#### Problem requirements
Return the number of lines in which the word "деятельности" appears; add nothing else.

>> Start Task material

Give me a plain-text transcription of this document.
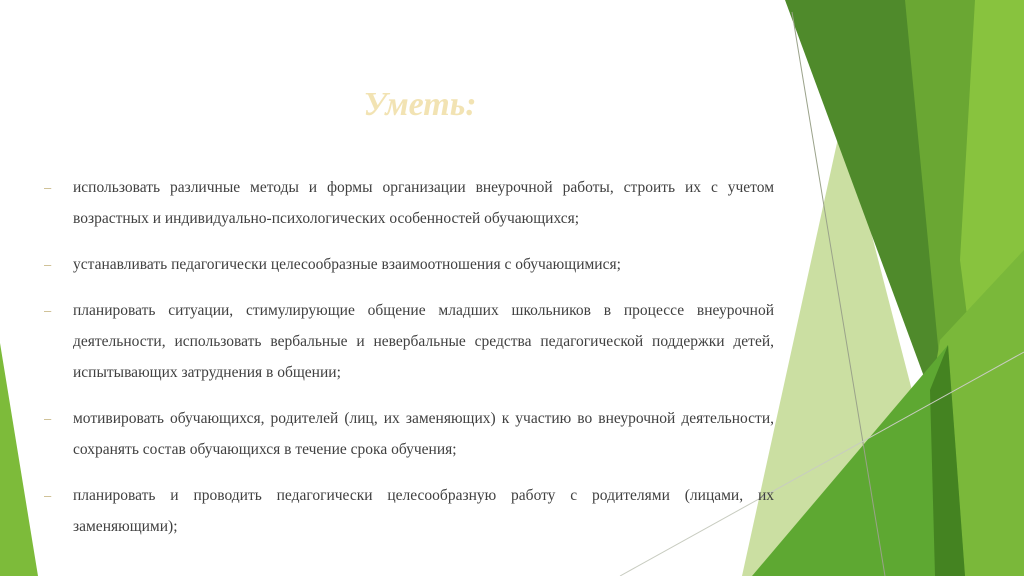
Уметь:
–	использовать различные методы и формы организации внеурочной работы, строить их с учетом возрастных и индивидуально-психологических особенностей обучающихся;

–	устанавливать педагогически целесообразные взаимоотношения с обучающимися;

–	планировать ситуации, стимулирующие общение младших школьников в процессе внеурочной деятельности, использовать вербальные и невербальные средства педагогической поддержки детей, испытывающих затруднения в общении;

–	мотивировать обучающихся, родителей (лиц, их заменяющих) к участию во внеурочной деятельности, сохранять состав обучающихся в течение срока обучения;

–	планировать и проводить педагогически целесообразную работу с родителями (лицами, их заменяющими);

>> End Task material

#### Finished exercise
2